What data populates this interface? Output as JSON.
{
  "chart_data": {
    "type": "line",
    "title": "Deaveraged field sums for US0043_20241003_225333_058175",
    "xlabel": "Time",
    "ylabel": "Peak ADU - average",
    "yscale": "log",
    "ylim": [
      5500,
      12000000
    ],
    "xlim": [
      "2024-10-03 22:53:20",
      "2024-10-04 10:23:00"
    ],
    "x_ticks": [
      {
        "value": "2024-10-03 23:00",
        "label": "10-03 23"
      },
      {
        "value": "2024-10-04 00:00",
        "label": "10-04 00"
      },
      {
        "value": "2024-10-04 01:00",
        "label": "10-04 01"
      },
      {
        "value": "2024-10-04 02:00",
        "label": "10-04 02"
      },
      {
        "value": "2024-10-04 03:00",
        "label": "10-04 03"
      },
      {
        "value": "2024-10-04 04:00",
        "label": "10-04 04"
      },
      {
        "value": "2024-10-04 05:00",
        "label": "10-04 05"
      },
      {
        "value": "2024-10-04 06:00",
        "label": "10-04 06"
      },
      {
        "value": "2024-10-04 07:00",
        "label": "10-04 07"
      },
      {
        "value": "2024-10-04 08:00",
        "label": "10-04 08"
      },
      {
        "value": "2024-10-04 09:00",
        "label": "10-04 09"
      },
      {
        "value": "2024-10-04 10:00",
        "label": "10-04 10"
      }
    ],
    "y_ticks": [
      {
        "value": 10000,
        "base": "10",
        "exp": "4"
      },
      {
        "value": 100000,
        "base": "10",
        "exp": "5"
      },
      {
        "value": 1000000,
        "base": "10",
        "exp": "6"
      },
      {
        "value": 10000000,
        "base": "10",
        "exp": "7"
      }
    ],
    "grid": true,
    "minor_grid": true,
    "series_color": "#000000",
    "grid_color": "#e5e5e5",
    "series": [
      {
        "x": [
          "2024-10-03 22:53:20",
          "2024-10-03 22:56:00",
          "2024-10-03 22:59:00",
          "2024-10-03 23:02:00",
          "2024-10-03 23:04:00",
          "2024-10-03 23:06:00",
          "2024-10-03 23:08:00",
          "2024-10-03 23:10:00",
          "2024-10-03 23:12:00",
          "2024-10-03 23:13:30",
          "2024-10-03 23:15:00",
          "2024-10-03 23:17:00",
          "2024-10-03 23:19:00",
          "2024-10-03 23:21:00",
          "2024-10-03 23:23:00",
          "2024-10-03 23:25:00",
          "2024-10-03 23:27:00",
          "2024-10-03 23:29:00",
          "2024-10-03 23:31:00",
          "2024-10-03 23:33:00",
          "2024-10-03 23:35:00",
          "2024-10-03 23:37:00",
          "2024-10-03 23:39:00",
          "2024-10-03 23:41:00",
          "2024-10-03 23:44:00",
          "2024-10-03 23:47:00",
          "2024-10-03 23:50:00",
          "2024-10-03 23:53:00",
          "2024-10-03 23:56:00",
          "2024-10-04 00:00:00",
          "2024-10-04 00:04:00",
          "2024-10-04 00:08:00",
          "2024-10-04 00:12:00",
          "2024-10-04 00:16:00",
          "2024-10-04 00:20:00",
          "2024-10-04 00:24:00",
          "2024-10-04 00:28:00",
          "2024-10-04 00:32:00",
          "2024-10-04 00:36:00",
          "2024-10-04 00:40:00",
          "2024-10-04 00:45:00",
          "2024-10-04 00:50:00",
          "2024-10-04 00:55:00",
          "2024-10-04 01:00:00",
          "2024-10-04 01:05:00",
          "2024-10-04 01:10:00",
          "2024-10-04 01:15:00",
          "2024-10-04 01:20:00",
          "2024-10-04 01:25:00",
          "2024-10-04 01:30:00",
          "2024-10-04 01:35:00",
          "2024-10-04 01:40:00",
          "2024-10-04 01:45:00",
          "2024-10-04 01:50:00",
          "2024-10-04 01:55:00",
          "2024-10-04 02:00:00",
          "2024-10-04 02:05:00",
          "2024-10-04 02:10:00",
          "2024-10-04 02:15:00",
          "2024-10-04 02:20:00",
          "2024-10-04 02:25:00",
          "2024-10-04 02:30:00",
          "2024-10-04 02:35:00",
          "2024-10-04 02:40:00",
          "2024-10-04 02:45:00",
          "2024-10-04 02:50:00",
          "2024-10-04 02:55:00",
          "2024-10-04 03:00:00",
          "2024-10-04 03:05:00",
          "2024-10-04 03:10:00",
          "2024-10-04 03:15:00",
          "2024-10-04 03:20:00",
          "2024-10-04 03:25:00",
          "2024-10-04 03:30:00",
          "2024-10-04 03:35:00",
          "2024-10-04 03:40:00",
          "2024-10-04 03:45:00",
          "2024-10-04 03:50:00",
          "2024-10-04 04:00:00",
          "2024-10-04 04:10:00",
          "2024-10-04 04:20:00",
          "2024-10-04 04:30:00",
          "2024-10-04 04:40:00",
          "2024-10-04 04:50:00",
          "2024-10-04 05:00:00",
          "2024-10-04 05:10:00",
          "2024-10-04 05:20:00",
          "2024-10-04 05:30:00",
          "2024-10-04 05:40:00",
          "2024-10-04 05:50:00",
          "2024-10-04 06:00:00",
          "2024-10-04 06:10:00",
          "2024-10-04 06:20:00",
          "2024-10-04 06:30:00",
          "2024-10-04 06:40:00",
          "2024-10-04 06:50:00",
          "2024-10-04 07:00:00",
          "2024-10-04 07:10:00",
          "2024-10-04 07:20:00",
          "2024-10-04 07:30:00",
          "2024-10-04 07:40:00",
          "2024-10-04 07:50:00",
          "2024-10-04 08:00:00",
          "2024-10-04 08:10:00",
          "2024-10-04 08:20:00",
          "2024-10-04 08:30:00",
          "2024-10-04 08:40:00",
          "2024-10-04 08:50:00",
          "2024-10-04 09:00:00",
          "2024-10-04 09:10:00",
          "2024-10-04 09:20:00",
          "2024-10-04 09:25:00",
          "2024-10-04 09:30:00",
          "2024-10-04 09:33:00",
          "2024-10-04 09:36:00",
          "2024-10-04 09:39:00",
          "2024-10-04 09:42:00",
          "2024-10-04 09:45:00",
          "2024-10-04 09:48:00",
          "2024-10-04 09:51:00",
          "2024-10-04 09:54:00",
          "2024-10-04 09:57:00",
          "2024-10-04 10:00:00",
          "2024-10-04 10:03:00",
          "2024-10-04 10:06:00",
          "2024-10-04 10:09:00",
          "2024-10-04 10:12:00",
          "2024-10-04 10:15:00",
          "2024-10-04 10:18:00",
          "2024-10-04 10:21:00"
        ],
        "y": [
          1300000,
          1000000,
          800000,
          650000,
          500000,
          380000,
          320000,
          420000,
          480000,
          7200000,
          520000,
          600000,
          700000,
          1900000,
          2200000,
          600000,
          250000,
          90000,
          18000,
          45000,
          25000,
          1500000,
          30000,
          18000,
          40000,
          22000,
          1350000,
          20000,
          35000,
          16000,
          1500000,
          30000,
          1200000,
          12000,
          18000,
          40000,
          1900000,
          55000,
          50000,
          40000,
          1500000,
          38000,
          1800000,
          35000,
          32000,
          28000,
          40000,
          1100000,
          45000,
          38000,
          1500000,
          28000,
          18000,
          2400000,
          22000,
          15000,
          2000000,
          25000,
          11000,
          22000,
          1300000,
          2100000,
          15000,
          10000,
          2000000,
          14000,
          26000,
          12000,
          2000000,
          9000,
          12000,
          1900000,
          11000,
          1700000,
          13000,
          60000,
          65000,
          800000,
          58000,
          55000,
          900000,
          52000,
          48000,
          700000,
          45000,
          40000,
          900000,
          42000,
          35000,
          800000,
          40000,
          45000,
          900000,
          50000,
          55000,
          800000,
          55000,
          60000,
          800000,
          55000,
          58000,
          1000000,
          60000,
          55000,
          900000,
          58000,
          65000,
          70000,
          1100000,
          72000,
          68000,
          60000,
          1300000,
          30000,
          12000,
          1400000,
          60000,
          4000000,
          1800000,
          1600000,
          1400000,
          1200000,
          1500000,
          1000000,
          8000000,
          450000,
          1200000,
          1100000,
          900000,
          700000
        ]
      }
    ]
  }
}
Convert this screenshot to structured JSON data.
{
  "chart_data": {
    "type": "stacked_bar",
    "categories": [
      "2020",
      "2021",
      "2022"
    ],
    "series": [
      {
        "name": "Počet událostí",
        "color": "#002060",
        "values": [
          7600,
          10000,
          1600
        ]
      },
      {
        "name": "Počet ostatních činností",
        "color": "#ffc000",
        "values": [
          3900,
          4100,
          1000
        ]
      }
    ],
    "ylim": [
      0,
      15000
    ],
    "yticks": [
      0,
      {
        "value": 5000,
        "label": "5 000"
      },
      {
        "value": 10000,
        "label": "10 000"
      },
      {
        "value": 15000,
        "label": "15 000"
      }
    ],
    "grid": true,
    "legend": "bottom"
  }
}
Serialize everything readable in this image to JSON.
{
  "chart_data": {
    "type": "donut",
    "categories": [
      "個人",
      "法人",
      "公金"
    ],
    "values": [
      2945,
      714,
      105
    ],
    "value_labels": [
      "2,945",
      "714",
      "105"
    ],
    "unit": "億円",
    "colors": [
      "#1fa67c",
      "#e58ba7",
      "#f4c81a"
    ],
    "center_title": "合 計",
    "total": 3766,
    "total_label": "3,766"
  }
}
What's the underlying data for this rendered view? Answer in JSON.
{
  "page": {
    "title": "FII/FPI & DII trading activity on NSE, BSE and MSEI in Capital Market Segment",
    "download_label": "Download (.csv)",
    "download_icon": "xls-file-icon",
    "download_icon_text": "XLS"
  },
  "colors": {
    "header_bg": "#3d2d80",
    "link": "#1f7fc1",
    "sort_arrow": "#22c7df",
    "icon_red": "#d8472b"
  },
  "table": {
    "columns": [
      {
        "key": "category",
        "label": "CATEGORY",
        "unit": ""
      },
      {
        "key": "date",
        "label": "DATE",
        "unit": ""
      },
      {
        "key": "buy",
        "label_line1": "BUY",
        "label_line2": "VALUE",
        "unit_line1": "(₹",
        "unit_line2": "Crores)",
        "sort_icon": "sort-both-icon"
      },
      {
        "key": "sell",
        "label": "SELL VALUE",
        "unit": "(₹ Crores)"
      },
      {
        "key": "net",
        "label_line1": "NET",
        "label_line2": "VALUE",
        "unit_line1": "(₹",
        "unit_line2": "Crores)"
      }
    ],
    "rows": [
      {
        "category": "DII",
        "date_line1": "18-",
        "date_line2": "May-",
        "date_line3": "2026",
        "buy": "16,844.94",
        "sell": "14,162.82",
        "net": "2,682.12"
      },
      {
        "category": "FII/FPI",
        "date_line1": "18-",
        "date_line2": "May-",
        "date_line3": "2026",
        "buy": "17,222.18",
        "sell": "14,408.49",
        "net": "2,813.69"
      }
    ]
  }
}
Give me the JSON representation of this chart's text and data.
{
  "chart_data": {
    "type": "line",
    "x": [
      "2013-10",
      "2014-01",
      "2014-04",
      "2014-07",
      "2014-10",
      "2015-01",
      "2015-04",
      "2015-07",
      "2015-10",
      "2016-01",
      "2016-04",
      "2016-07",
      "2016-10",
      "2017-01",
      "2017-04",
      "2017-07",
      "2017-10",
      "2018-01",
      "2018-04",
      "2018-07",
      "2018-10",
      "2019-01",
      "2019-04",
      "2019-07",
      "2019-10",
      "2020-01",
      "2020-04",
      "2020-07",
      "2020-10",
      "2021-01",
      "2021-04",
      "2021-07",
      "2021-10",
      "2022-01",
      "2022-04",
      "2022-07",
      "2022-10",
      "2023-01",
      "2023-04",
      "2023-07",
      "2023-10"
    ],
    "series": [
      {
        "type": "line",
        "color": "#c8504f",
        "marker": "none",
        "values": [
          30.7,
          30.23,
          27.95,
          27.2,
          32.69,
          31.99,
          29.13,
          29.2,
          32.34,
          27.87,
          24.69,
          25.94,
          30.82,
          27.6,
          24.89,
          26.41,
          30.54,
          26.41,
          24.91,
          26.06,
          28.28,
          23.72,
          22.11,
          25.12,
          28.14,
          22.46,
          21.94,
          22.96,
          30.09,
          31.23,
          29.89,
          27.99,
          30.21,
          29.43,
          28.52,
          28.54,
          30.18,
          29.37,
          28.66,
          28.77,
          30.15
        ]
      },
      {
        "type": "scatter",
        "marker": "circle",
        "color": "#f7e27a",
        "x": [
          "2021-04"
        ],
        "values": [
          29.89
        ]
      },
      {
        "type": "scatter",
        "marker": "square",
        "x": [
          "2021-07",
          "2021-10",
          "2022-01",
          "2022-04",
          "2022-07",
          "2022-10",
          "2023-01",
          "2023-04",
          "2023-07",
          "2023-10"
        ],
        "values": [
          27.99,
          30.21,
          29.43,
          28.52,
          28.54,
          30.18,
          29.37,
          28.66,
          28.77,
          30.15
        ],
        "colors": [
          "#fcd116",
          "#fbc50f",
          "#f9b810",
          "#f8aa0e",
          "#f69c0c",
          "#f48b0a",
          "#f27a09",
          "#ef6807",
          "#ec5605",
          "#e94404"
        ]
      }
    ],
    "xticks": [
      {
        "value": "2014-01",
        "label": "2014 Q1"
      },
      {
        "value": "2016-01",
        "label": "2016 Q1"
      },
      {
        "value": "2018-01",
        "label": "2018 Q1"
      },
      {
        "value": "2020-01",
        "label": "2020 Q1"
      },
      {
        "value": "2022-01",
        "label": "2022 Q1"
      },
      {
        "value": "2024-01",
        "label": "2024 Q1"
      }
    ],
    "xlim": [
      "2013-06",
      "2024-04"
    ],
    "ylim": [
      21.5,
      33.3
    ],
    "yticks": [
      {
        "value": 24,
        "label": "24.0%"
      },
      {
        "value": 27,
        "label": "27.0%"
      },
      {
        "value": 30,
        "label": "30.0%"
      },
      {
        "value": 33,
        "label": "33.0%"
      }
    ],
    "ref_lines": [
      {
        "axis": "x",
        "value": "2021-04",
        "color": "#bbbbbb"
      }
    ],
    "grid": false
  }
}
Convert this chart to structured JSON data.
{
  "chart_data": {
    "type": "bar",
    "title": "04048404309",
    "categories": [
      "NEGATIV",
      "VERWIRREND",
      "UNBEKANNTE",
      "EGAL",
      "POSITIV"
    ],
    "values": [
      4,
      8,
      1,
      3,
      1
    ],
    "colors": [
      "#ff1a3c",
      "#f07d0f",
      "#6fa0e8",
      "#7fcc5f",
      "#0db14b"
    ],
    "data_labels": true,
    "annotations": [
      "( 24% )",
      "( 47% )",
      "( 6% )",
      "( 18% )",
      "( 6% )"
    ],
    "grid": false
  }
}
--- --- ---
- [Exercise prompt]
Gather up the lines that contain the word "Crores".

- [Exercise solution]
        "unit_line2": "Crores)",
        "unit": "(₹ Crores)"
        "unit_line2": "Crores)"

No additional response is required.